WORK INSTRUCTIONS —
Copy the data exactly; pictures stay out of the copy.
** Begin SUPPLIED MATERIAL **
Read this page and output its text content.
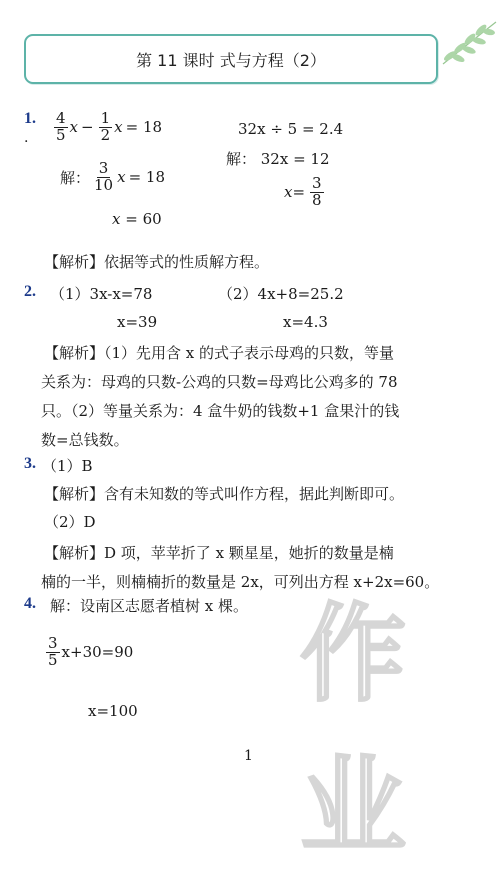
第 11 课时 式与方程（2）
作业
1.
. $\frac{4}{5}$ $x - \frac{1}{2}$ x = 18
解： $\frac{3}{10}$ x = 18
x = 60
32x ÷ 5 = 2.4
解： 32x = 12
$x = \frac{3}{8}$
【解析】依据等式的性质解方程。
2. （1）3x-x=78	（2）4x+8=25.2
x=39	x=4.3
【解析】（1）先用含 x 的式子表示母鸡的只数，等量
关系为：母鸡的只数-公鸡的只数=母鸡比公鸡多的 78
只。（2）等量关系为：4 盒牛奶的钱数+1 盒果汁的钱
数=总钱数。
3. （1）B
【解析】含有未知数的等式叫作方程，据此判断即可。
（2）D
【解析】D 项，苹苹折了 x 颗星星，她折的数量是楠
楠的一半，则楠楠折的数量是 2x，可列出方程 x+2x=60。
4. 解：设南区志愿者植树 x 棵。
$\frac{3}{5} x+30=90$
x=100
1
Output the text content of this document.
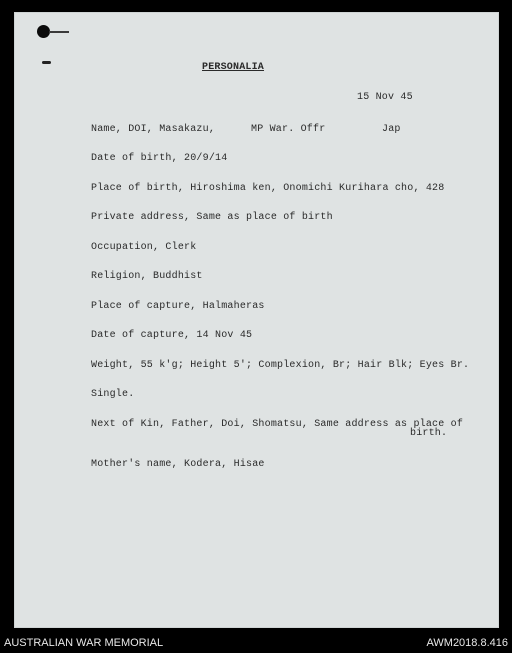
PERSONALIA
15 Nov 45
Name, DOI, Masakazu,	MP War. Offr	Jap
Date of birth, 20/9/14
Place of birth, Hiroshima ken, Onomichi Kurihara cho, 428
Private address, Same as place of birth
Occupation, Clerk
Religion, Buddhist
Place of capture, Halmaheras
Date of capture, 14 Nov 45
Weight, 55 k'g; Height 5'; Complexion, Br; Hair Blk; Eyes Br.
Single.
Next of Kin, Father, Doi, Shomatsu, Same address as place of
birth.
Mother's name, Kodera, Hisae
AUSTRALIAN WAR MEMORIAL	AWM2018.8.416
** End SUPPLIED MATERIAL **
SOLUTION FOR THIS EXERCISE —
Read this page and output its text content.
第 11 课时 式与方程（2）
作业
1.
. $\frac{4}{5}$ $x - \frac{1}{2}$ x = 18
解： $\frac{3}{10}$ x = 18
x = 60
32x ÷ 5 = 2.4
解： 32x = 12
$x = \frac{3}{8}$
【解析】依据等式的性质解方程。
2. （1）3x-x=78	（2）4x+8=25.2
x=39	x=4.3
【解析】（1）先用含 x 的式子表示母鸡的只数，等量
关系为：母鸡的只数-公鸡的只数=母鸡比公鸡多的 78
只。（2）等量关系为：4 盒牛奶的钱数+1 盒果汁的钱
数=总钱数。
3. （1）B
【解析】含有未知数的等式叫作方程，据此判断即可。
（2）D
【解析】D 项，苹苹折了 x 颗星星，她折的数量是楠
楠的一半，则楠楠折的数量是 2x，可列出方程 x+2x=60。
4. 解：设南区志愿者植树 x 棵。
$\frac{3}{5} x+30=90$
x=100
1
Output the text content of this document.
PERSONALIA
15 Nov 45
Name, DOI, Masakazu,	MP War. Offr	Jap
Date of birth, 20/9/14
Place of birth, Hiroshima ken, Onomichi Kurihara cho, 428
Private address, Same as place of birth
Occupation, Clerk
Religion, Buddhist
Place of capture, Halmaheras
Date of capture, 14 Nov 45
Weight, 55 k'g; Height 5'; Complexion, Br; Hair Blk; Eyes Br.
Single.
Next of Kin, Father, Doi, Shomatsu, Same address as place of
birth.
Mother's name, Kodera, Hisae
AUSTRALIAN WAR MEMORIAL	AWM2018.8.416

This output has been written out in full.